• Ejercicio A
Traduce al inglés esta oración del texto seleccionado: "En su búsqueda de la eternidad del ser, el espíritu poético también busca el sentido de todo lo existente."

• Texto seleccionado

/---

La experiencia de lectura de este libro nos reporta una percepción intuitiva de la realidad trascendente. En su visión poética de lo absoluto, nos muestra experiencias de iluminación y revelación que nos colocan en las “puertas de la percepción”. Por consiguiente, el vuelo de la imaginación cabraliana nos permite acceder a lo desconocido, a partir de su cosmovisión filosófica.

El sujeto poético de la escritura que canta, desde un yo poético panteísta, se transforma en el visionario que nos manifiesta vertientes invisibles de lo visible. En su búsqueda de la eternidad del ser, el espíritu poético también busca el sentido de todo lo existente. De la contemplación a la transformación abstracta de la realidad, Manuel del Cabral nos presenta un tejido de oposiciones y contradicciones, desde una inteligencia metabolizada por la experiencia perceptiva de las cosas cotidianas, en sus vínculos visibles y secretos, ocultos y luminosos. En síntesis, la dialéctica sed-agua, vida-muerte, memoria-olvido, hombre-estatura conforma el centro de gravedad de sus preocupaciones filosóficas –y que alimentaron, en gran medida, su universo lírico.

Las profundas reflexiones metafísicas y las cavilaciones sobre la naturaleza paradojal de las cosas revelan en él a un poeta poseedor de una visión filosófica resultante, más de experiencias contemplativas de la observación, que de experiencias de lectura.

\---

• Entradas extraídas
/---

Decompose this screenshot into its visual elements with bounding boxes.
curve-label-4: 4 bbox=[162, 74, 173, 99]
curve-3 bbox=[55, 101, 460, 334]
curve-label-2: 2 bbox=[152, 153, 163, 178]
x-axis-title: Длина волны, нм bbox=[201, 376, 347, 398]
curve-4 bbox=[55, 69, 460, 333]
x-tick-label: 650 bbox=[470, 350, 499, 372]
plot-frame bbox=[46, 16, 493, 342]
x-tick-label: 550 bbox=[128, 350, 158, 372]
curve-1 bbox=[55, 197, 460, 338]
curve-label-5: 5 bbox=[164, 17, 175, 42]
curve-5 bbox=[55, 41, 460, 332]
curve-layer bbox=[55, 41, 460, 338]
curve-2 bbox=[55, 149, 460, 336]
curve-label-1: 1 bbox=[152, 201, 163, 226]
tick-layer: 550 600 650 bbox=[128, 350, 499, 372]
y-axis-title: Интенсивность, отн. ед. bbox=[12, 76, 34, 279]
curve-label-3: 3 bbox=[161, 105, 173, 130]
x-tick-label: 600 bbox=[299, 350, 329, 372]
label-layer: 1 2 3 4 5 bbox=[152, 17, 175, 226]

\---
/---

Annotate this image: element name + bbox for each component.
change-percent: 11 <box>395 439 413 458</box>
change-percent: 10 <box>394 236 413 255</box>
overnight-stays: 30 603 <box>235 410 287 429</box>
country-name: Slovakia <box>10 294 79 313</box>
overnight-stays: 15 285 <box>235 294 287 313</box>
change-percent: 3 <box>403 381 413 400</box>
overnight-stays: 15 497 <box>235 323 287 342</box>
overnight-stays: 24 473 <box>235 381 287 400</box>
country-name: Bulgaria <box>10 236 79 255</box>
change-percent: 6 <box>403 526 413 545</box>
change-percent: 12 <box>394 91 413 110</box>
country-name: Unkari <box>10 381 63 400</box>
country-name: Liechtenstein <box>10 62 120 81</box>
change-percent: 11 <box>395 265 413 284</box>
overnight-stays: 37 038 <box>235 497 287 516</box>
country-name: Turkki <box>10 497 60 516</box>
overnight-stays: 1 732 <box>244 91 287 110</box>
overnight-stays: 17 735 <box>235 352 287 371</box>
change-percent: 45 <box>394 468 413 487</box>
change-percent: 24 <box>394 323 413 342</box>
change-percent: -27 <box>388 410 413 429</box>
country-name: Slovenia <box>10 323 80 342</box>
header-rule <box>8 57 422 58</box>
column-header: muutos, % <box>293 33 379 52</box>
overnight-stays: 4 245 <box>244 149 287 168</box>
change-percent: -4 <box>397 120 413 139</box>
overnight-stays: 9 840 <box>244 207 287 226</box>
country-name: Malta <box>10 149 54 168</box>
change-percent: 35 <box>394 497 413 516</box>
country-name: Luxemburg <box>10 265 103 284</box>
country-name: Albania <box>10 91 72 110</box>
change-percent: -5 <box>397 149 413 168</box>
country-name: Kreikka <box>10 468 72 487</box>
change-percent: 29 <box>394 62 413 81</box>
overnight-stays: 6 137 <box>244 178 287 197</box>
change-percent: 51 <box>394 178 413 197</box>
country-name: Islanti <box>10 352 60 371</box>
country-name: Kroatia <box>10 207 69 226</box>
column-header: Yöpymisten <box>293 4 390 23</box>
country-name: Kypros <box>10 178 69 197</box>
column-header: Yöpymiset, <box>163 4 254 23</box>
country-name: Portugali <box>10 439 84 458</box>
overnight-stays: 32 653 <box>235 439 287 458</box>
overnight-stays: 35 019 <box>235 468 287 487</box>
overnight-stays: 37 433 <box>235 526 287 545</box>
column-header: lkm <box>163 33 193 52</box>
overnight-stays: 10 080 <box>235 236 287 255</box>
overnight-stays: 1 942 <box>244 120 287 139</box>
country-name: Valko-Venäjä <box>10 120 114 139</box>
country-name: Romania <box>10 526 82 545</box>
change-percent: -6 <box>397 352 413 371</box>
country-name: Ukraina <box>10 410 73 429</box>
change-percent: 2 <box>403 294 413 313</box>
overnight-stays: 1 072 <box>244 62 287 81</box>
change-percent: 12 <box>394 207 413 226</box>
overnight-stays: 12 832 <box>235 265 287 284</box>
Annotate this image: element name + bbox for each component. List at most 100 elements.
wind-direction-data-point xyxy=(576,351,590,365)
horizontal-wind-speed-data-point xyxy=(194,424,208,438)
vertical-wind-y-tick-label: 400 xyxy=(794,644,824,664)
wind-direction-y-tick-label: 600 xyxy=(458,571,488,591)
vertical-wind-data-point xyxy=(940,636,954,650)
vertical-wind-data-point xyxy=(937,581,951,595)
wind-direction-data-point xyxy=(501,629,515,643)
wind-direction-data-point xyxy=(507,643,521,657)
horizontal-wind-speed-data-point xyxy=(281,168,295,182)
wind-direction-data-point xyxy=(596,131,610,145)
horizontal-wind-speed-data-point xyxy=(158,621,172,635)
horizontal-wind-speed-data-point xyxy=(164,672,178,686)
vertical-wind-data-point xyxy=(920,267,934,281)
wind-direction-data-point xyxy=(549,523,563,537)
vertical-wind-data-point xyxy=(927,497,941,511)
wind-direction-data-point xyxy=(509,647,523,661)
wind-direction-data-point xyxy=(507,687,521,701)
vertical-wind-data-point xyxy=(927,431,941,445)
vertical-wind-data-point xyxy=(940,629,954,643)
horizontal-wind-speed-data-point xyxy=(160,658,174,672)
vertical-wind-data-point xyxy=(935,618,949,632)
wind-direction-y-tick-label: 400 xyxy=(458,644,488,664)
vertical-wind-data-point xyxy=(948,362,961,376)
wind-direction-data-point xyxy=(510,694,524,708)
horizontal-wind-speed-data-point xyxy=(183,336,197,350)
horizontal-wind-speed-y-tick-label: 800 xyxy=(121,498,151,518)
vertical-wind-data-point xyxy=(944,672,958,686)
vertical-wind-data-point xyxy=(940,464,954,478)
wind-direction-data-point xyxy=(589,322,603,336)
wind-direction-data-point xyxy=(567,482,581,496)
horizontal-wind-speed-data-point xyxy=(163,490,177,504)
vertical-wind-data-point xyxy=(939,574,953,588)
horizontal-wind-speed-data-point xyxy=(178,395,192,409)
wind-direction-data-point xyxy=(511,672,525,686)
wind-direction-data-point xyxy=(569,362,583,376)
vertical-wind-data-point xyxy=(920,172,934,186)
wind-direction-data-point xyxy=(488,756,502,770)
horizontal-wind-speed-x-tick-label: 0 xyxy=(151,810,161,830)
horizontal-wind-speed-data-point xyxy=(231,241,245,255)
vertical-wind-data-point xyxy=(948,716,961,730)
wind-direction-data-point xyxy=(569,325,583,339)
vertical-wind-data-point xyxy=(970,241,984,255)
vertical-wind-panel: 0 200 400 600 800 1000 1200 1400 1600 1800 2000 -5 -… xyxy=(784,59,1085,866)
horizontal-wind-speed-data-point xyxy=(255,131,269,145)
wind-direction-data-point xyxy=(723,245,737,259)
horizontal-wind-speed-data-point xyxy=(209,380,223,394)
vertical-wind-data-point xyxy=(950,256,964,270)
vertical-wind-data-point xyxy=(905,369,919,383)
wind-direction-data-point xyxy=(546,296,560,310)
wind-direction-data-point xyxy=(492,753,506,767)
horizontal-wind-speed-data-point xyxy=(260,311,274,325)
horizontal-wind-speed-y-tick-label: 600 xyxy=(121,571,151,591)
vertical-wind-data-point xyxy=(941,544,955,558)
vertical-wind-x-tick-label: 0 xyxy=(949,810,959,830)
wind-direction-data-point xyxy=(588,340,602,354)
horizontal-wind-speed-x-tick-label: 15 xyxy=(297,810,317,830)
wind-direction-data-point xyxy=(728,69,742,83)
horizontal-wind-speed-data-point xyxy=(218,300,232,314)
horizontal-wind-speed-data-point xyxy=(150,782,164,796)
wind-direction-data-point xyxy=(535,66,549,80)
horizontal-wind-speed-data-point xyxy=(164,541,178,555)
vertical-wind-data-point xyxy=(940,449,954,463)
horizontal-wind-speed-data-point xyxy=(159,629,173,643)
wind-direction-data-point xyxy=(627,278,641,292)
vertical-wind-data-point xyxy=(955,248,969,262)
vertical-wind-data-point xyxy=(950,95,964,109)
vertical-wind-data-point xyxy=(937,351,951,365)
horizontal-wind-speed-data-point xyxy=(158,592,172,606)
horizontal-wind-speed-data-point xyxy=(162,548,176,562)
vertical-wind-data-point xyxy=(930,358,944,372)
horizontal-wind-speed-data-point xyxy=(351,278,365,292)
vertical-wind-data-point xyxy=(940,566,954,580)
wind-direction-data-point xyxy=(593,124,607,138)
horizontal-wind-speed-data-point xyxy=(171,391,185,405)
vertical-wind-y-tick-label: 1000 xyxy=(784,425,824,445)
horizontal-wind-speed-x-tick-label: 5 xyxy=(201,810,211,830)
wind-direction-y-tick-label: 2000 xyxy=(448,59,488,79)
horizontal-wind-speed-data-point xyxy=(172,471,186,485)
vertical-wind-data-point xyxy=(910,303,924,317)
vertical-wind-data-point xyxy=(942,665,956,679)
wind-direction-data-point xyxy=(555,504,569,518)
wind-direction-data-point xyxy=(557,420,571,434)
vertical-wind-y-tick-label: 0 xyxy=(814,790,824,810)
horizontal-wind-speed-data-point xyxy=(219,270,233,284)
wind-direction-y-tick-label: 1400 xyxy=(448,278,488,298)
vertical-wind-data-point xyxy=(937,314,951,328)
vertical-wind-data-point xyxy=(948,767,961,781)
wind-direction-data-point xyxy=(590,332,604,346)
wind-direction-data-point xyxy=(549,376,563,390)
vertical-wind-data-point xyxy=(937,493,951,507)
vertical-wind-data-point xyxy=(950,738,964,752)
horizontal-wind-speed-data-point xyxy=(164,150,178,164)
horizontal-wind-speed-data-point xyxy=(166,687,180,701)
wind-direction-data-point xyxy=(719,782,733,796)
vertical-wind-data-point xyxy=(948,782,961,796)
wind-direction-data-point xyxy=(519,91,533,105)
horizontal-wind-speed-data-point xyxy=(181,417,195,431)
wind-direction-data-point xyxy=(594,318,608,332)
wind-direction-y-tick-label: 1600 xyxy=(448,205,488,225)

\---
/---

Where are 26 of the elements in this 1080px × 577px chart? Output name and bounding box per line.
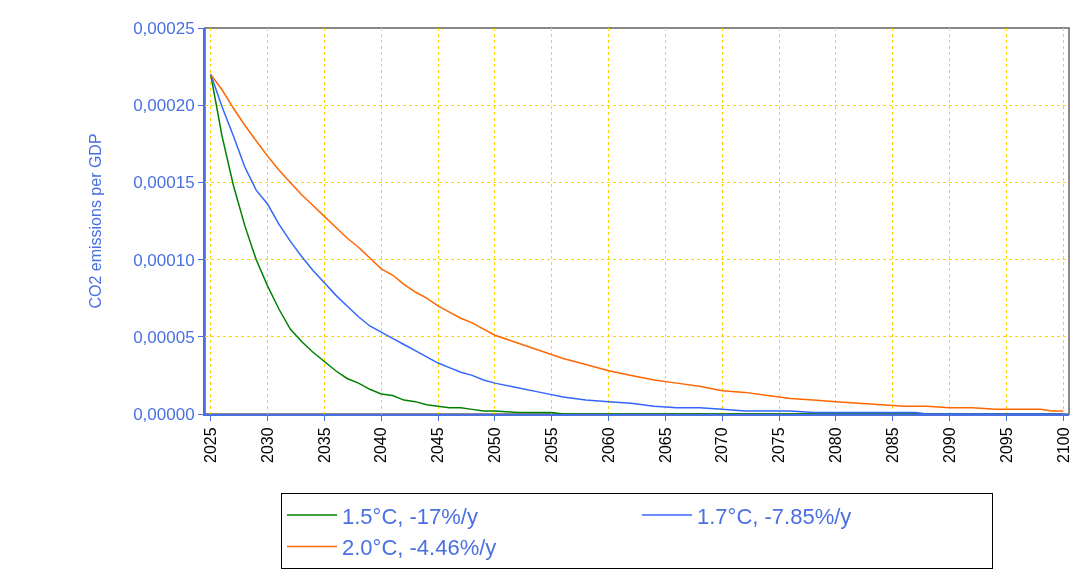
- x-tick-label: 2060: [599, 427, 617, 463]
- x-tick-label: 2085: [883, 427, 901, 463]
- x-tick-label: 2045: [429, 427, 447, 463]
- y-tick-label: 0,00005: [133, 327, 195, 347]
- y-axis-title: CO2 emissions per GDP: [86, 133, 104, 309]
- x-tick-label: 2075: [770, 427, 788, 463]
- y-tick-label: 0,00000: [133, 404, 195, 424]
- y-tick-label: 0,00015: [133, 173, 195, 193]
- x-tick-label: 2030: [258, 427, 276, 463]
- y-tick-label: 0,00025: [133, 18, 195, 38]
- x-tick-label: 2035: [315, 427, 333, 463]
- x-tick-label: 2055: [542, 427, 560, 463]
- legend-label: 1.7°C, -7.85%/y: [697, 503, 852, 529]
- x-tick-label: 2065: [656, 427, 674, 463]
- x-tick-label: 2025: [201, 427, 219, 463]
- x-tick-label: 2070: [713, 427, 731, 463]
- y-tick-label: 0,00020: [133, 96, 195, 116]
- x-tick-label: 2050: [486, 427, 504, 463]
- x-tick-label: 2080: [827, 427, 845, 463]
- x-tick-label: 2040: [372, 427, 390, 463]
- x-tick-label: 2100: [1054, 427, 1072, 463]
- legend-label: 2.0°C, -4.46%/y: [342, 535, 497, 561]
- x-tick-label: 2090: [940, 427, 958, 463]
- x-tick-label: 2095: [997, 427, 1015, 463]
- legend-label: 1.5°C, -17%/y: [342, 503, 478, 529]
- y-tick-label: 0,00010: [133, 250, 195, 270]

\---

• Ejercicio B
Pon en una lista JSON de cadenas las líneas de las entradas que van desde la que contiene "Decompose this screenshot" hasta la que contiene "curve-1 bbox=[55, 197, 460, 338]", ambas incluidas, con una cadena por cada línea.

• Respuesta correcta A
In its search for the eternity of being, the poetic spirit also seeks the meaning of all that exists.

• Respuesta correcta B
[
  "Decompose this screenshot into its visual elements with bounding boxes.",
  "curve-label-4: 4 bbox=[162, 74, 173, 99]",
  "curve-3 bbox=[55, 101, 460, 334]",
  "curve-label-2: 2 bbox=[152, 153, 163, 178]",
  "x-axis-title: Длина волны, нм bbox=[201, 376, 347, 398]",
  "curve-4 bbox=[55, 69, 460, 333]",
  "x-tick-label: 650 bbox=[470, 350, 499, 372]",
  "plot-frame bbox=[46, 16, 493, 342]",
  "x-tick-label: 550 bbox=[128, 350, 158, 372]",
  "curve-1 bbox=[55, 197, 460, 338]"
]